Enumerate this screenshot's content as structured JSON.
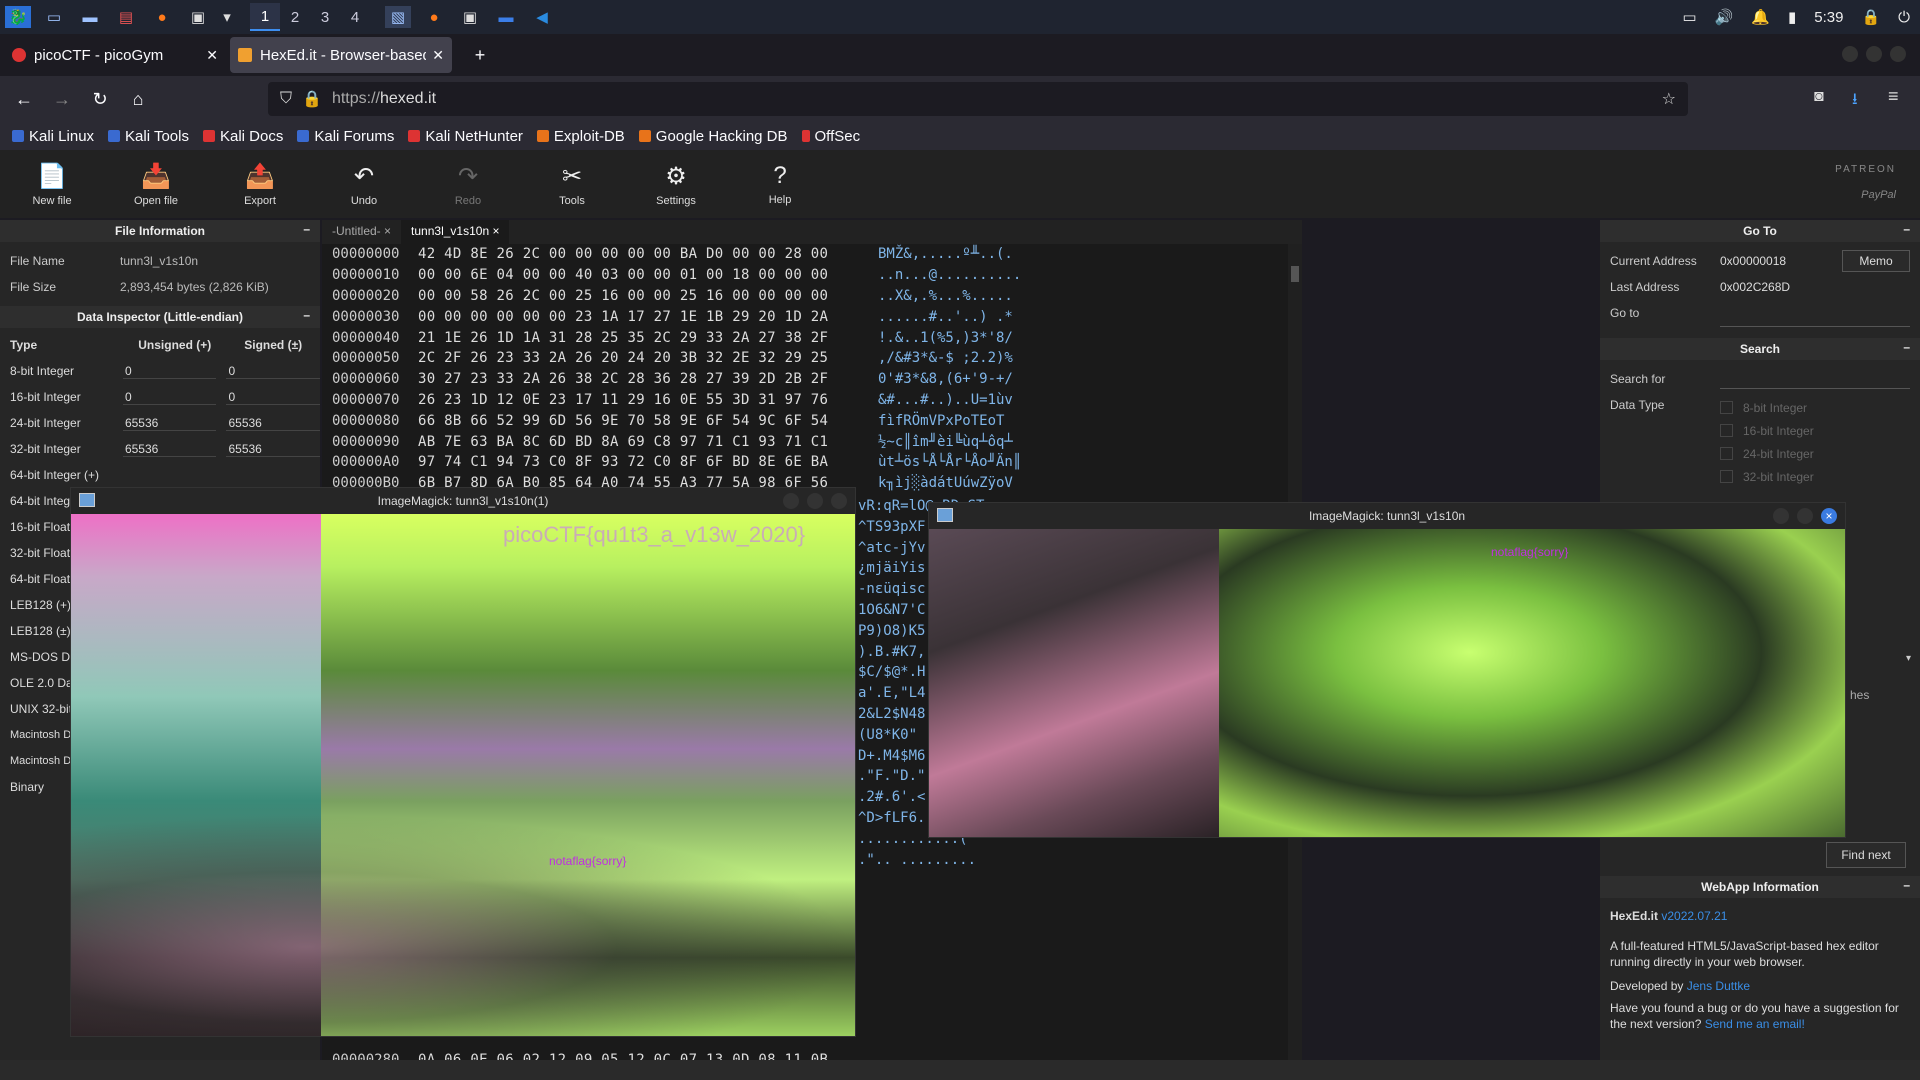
{
  "taskbar": {
    "workspaces": [
      "1",
      "2",
      "3",
      "4"
    ],
    "clock": "5:39",
    "icons": [
      "kali-menu-icon",
      "desktop-icon",
      "files-icon",
      "text-editor-icon",
      "firefox-icon",
      "terminal-icon"
    ]
  },
  "browser": {
    "tabs": [
      {
        "title": "picoCTF - picoGym",
        "active": false
      },
      {
        "title": "HexEd.it - Browser-based",
        "active": true
      }
    ],
    "url_prefix": "https://",
    "url_host": "hexed.it",
    "bookmarks": [
      "Kali Linux",
      "Kali Tools",
      "Kali Docs",
      "Kali Forums",
      "Kali NetHunter",
      "Exploit-DB",
      "Google Hacking DB",
      "OffSec"
    ]
  },
  "toolbar": {
    "items": [
      {
        "label": "New file",
        "icon": "📄"
      },
      {
        "label": "Open file",
        "icon": "📥"
      },
      {
        "label": "Export",
        "icon": "📤"
      },
      {
        "label": "Undo",
        "icon": "↶"
      },
      {
        "label": "Redo",
        "icon": "↷"
      },
      {
        "label": "Tools",
        "icon": "✂"
      },
      {
        "label": "Settings",
        "icon": "⚙"
      },
      {
        "label": "Help",
        "icon": "?"
      }
    ],
    "patreon": "PATREON",
    "paypal": "PayPal"
  },
  "file_info": {
    "header": "File Information",
    "file_name_label": "File Name",
    "file_name": "tunn3l_v1s10n",
    "file_size_label": "File Size",
    "file_size": "2,893,454 bytes (2,826 KiB)"
  },
  "inspector": {
    "header": "Data Inspector (Little-endian)",
    "col_type": "Type",
    "col_unsigned": "Unsigned (+)",
    "col_signed": "Signed (±)",
    "rows": [
      {
        "type": "8-bit Integer",
        "u": "0",
        "s": "0"
      },
      {
        "type": "16-bit Integer",
        "u": "0",
        "s": "0"
      },
      {
        "type": "24-bit Integer",
        "u": "65536",
        "s": "65536"
      },
      {
        "type": "32-bit Integer",
        "u": "65536",
        "s": "65536"
      },
      {
        "type": "64-bit Integer (+)",
        "u": "",
        "s": ""
      },
      {
        "type": "64-bit Integ",
        "u": "",
        "s": ""
      },
      {
        "type": "16-bit Float",
        "u": "",
        "s": ""
      },
      {
        "type": "32-bit Float",
        "u": "",
        "s": ""
      },
      {
        "type": "64-bit Float",
        "u": "",
        "s": ""
      },
      {
        "type": "LEB128 (+)",
        "u": "",
        "s": ""
      },
      {
        "type": "LEB128 (±)",
        "u": "",
        "s": ""
      },
      {
        "type": "MS-DOS Da",
        "u": "",
        "s": ""
      },
      {
        "type": "OLE 2.0 Dat",
        "u": "",
        "s": ""
      },
      {
        "type": "UNIX 32-bit",
        "u": "",
        "s": ""
      },
      {
        "type": "Macintosh DateTime",
        "u": "",
        "s": ""
      },
      {
        "type": "Macintosh DateTime",
        "u": "",
        "s": ""
      },
      {
        "type": "Binary",
        "u": "",
        "s": ""
      }
    ]
  },
  "editor": {
    "tabs": [
      "-Untitled-",
      "tunn3l_v1s10n"
    ],
    "rows": [
      {
        "off": "00000000",
        "bytes": "42 4D 8E 26 2C 00 00 00 00 00 BA D0 00 00 28 00",
        "asc": "BMŽ&,.....º╨..(."
      },
      {
        "off": "00000010",
        "bytes": "00 00 6E 04 00 00 40 03 00 00 01 00 18 00 00 00",
        "asc": "..n...@.........."
      },
      {
        "off": "00000020",
        "bytes": "00 00 58 26 2C 00 25 16 00 00 25 16 00 00 00 00",
        "asc": "..X&,.%...%....."
      },
      {
        "off": "00000030",
        "bytes": "00 00 00 00 00 00 23 1A 17 27 1E 1B 29 20 1D 2A",
        "asc": "......#..'..) .*"
      },
      {
        "off": "00000040",
        "bytes": "21 1E 26 1D 1A 31 28 25 35 2C 29 33 2A 27 38 2F",
        "asc": "!.&..1(%5,)3*'8/"
      },
      {
        "off": "00000050",
        "bytes": "2C 2F 26 23 33 2A 26 20 24 20 3B 32 2E 32 29 25",
        "asc": ",/&#3*&-$ ;2.2)%"
      },
      {
        "off": "00000060",
        "bytes": "30 27 23 33 2A 26 38 2C 28 36 28 27 39 2D 2B 2F",
        "asc": "0'#3*&8,(6+'9-+/"
      },
      {
        "off": "00000070",
        "bytes": "26 23 1D 12 0E 23 17 11 29 16 0E 55 3D 31 97 76",
        "asc": "&#...#..)..U=1ùv"
      },
      {
        "off": "00000080",
        "bytes": "66 8B 66 52 99 6D 56 9E 70 58 9E 6F 54 9C 6F 54",
        "asc": "fìfRÖmVPxPoTEoT"
      },
      {
        "off": "00000090",
        "bytes": "AB 7E 63 BA 8C 6D BD 8A 69 C8 97 71 C1 93 71 C1",
        "asc": "½~c║îm╜èi╚ùq┴ôq┴"
      },
      {
        "off": "000000A0",
        "bytes": "97 74 C1 94 73 C0 8F 93 72 C0 8F 6F BD 8E 6E BA",
        "asc": "ùt┴ös└Å└År└Åo╜Än║"
      },
      {
        "off": "000000B0",
        "bytes": "6B B7 8D 6A B0 85 64 A0 74 55 A3 77 5A 98 6F 56",
        "asc": "k╖ìj░àdátUúwZÿoV"
      },
      {
        "off": "00000280",
        "bytes": "0A 06 0E 06 02 12 09 05 12 0C 07 13 0D 08 11 0B",
        "asc": ""
      }
    ],
    "side_ascii": [
      "vR:qR=lO@mRDnSTw",
      "^TS93pXF",
      "^atc-jYv",
      "¿mjäiYis",
      "-nεüqisc",
      "1O6&N7'C",
      "P9)O8)K5",
      ").B.#K7,",
      "$C/$@*.H",
      "a'.E,\"L4",
      "2&L2$N48",
      "(U8*K0\"",
      "D+.M4$M6",
      ".\"F.\"D.\"",
      ".2#.6'.<",
      "^D>fLF6.",
      "............(",
      ".\".. ........."
    ]
  },
  "right": {
    "goto_header": "Go To",
    "current_address_label": "Current Address",
    "current_address": "0x00000018",
    "memo": "Memo",
    "last_address_label": "Last Address",
    "last_address": "0x002C268D",
    "goto_label": "Go to",
    "search_header": "Search",
    "search_for_label": "Search for",
    "data_type_label": "Data Type",
    "data_types": [
      "8-bit Integer",
      "16-bit Integer",
      "24-bit Integer",
      "32-bit Integer"
    ],
    "partial_hes": "hes",
    "find_next": "Find next",
    "webapp_header": "WebApp Information",
    "app_name": "HexEd.it",
    "app_version": "v2022.07.21",
    "description": "A full-featured HTML5/JavaScript-based hex editor running directly in your web browser.",
    "developed_by_label": "Developed by",
    "developer": "Jens Duttke",
    "bug_text": "Have you found a bug or do you have a suggestion for the next version?",
    "bug_link": "Send me an email!"
  },
  "windows": [
    {
      "title": "ImageMagick: tunn3l_v1s10n(1)",
      "flag": "picoCTF{qu1t3_a_v13w_2020}",
      "small": "notaflag{sorry}"
    },
    {
      "title": "ImageMagick: tunn3l_v1s10n",
      "small": "notaflag{sorry}"
    }
  ]
}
---*---
__Your goal__
Pull every line holding "ImageMagick" out of the records.

__Solution to this problem__
      "title": "ImageMagick: tunn3l_v1s10n(1)",
      "title": "ImageMagick: tunn3l_v1s10n",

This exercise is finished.